# PROBLEM TO WORK ON:
Could you transcribe the material below exactly, without leaving out a single line?

[Data records]
◆ ◆ ◆ ◆
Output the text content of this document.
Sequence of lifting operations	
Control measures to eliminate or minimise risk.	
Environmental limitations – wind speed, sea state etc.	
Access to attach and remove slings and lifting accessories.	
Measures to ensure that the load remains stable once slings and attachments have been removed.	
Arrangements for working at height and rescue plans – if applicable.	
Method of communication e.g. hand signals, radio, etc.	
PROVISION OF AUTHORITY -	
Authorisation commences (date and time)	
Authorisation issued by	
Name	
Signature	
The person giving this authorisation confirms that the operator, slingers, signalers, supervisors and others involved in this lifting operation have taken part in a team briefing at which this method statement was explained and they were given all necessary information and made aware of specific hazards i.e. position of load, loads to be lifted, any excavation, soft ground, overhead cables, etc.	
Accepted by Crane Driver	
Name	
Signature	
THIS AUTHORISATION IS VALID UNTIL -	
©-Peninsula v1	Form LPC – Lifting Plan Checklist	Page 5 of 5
◆ ◆ ◆ ◆
# PROBLEM SOLUTION:
Output the text content of this document.
Sequence of lifting operations	
Control measures to eliminate or minimise risk.	
Environmental limitations – wind speed, sea state etc.	
Access to attach and remove slings and lifting accessories.	
Measures to ensure that the load remains stable once slings and attachments have been removed.	
Arrangements for working at height and rescue plans – if applicable.	
Method of communication e.g. hand signals, radio, etc.	
PROVISION OF AUTHORITY -	
Authorisation commences (date and time)	
Authorisation issued by	
Name	
Signature	
The person giving this authorisation confirms that the operator, slingers, signalers, supervisors and others involved in this lifting operation have taken part in a team briefing at which this method statement was explained and they were given all necessary information and made aware of specific hazards i.e. position of load, loads to be lifted, any excavation, soft ground, overhead cables, etc.	
Accepted by Crane Driver	
Name	
Signature	
THIS AUTHORISATION IS VALID UNTIL -	
©-Peninsula v1	Form LPC – Lifting Plan Checklist	Page 5 of 5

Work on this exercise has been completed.